Directive →
Please rewrite the material below with every "Device" changed to "Product", keeping everything else the same.

>>>

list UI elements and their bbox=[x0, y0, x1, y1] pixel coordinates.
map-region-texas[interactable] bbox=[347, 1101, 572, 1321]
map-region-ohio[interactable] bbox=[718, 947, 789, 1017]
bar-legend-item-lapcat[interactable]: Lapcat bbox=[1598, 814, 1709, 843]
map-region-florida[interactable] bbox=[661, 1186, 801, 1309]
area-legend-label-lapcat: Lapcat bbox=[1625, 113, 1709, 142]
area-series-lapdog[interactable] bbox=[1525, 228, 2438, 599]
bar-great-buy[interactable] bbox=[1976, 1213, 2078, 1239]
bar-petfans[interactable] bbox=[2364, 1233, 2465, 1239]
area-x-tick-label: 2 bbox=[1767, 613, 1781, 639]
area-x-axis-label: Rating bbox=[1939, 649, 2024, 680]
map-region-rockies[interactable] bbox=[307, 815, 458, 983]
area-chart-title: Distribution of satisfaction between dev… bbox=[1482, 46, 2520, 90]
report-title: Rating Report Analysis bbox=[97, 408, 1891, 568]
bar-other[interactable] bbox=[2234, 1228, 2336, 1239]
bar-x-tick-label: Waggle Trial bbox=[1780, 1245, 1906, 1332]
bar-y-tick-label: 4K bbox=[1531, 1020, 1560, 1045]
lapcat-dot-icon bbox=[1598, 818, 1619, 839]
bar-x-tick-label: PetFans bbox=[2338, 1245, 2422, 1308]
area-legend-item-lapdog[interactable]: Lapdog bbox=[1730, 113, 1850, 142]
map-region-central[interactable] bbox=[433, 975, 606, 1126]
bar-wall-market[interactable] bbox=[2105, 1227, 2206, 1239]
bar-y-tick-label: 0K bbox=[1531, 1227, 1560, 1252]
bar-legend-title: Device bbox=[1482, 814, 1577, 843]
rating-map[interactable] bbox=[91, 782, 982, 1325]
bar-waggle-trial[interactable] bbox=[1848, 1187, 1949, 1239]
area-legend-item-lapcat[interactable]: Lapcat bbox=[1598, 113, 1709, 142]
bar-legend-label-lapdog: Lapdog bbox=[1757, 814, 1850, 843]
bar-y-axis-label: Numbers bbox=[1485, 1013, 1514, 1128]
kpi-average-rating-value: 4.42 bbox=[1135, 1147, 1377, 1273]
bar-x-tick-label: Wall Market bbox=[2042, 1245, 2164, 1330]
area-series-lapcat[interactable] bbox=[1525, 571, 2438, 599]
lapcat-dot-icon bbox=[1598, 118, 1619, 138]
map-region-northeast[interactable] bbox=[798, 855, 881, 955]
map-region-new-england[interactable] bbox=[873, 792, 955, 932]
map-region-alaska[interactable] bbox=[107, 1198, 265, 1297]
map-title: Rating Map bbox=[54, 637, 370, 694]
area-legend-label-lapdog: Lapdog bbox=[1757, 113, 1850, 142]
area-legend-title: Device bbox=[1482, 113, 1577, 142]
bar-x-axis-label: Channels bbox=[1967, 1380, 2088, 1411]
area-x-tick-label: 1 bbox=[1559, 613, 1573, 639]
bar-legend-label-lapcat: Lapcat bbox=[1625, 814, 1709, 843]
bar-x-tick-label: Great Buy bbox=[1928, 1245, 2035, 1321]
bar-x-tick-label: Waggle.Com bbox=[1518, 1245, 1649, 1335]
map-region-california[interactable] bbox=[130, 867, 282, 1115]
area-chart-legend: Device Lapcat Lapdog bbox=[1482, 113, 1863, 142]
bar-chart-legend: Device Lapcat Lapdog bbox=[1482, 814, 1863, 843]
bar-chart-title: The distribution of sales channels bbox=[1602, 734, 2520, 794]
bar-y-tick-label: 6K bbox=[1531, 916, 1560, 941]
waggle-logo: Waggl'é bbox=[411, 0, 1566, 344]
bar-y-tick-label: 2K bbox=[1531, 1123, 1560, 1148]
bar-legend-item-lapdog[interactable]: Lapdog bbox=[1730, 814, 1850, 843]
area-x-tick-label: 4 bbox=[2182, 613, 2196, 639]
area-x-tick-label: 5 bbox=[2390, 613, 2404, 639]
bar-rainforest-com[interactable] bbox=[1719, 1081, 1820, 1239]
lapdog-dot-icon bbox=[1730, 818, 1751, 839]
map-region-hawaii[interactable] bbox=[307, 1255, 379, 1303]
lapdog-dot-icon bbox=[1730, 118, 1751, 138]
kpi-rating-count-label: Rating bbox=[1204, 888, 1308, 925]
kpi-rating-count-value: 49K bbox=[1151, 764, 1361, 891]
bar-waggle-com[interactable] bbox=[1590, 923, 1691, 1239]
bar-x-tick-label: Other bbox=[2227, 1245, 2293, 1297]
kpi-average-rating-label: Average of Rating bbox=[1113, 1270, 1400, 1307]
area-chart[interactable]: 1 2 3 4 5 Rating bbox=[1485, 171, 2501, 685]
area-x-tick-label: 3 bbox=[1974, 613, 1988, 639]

<<<

Complete answer →
list UI elements and their bbox=[x0, y0, x1, y1] pixel coordinates.
map-region-texas[interactable] bbox=[347, 1101, 572, 1321]
map-region-ohio[interactable] bbox=[718, 947, 789, 1017]
bar-legend-item-lapcat[interactable]: Lapcat bbox=[1598, 814, 1709, 843]
map-region-florida[interactable] bbox=[661, 1186, 801, 1309]
area-legend-label-lapcat: Lapcat bbox=[1625, 113, 1709, 142]
area-series-lapdog[interactable] bbox=[1525, 228, 2438, 599]
bar-great-buy[interactable] bbox=[1976, 1213, 2078, 1239]
bar-petfans[interactable] bbox=[2364, 1233, 2465, 1239]
area-x-tick-label: 2 bbox=[1767, 613, 1781, 639]
area-x-axis-label: Rating bbox=[1939, 649, 2024, 680]
map-region-rockies[interactable] bbox=[307, 815, 458, 983]
area-chart-title: Distribution of satisfaction between dev… bbox=[1482, 46, 2520, 90]
report-title: Rating Report Analysis bbox=[97, 408, 1891, 568]
bar-other[interactable] bbox=[2234, 1228, 2336, 1239]
bar-x-tick-label: Waggle Trial bbox=[1780, 1245, 1906, 1332]
bar-y-tick-label: 4K bbox=[1531, 1020, 1560, 1045]
lapcat-dot-icon bbox=[1598, 818, 1619, 839]
bar-x-tick-label: PetFans bbox=[2338, 1245, 2422, 1308]
area-legend-item-lapdog[interactable]: Lapdog bbox=[1730, 113, 1850, 142]
map-region-central[interactable] bbox=[433, 975, 606, 1126]
bar-wall-market[interactable] bbox=[2105, 1227, 2206, 1239]
bar-y-tick-label: 0K bbox=[1531, 1227, 1560, 1252]
bar-legend-title: Product bbox=[1482, 814, 1577, 843]
rating-map[interactable] bbox=[91, 782, 982, 1325]
bar-waggle-trial[interactable] bbox=[1848, 1187, 1949, 1239]
area-legend-item-lapcat[interactable]: Lapcat bbox=[1598, 113, 1709, 142]
bar-legend-label-lapdog: Lapdog bbox=[1757, 814, 1850, 843]
bar-y-axis-label: Numbers bbox=[1485, 1013, 1514, 1128]
kpi-average-rating-value: 4.42 bbox=[1135, 1147, 1377, 1273]
bar-x-tick-label: Wall Market bbox=[2042, 1245, 2164, 1330]
area-series-lapcat[interactable] bbox=[1525, 571, 2438, 599]
lapcat-dot-icon bbox=[1598, 118, 1619, 138]
map-region-northeast[interactable] bbox=[798, 855, 881, 955]
map-region-new-england[interactable] bbox=[873, 792, 955, 932]
map-region-alaska[interactable] bbox=[107, 1198, 265, 1297]
map-title: Rating Map bbox=[54, 637, 370, 694]
area-legend-label-lapdog: Lapdog bbox=[1757, 113, 1850, 142]
area-legend-title: Product bbox=[1482, 113, 1577, 142]
bar-x-axis-label: Channels bbox=[1967, 1380, 2088, 1411]
area-x-tick-label: 1 bbox=[1559, 613, 1573, 639]
bar-legend-label-lapcat: Lapcat bbox=[1625, 814, 1709, 843]
bar-x-tick-label: Great Buy bbox=[1928, 1245, 2035, 1321]
bar-x-tick-label: Waggle.Com bbox=[1518, 1245, 1649, 1335]
map-region-california[interactable] bbox=[130, 867, 282, 1115]
area-chart-legend: Product Lapcat Lapdog bbox=[1482, 113, 1863, 142]
bar-chart-legend: Product Lapcat Lapdog bbox=[1482, 814, 1863, 843]
bar-chart-title: The distribution of sales channels bbox=[1602, 734, 2520, 794]
bar-y-tick-label: 6K bbox=[1531, 916, 1560, 941]
waggle-logo: Waggl'é bbox=[411, 0, 1566, 344]
bar-y-tick-label: 2K bbox=[1531, 1123, 1560, 1148]
bar-legend-item-lapdog[interactable]: Lapdog bbox=[1730, 814, 1850, 843]
area-x-tick-label: 4 bbox=[2182, 613, 2196, 639]
area-x-tick-label: 5 bbox=[2390, 613, 2404, 639]
bar-rainforest-com[interactable] bbox=[1719, 1081, 1820, 1239]
lapdog-dot-icon bbox=[1730, 818, 1751, 839]
map-region-hawaii[interactable] bbox=[307, 1255, 379, 1303]
lapdog-dot-icon bbox=[1730, 118, 1751, 138]
kpi-rating-count-label: Rating bbox=[1204, 888, 1308, 925]
kpi-rating-count-value: 49K bbox=[1151, 764, 1361, 891]
bar-waggle-com[interactable] bbox=[1590, 923, 1691, 1239]
bar-x-tick-label: Other bbox=[2227, 1245, 2293, 1297]
kpi-average-rating-label: Average of Rating bbox=[1113, 1270, 1400, 1307]
area-chart[interactable]: 1 2 3 4 5 Rating bbox=[1485, 171, 2501, 685]
area-x-tick-label: 3 bbox=[1974, 613, 1988, 639]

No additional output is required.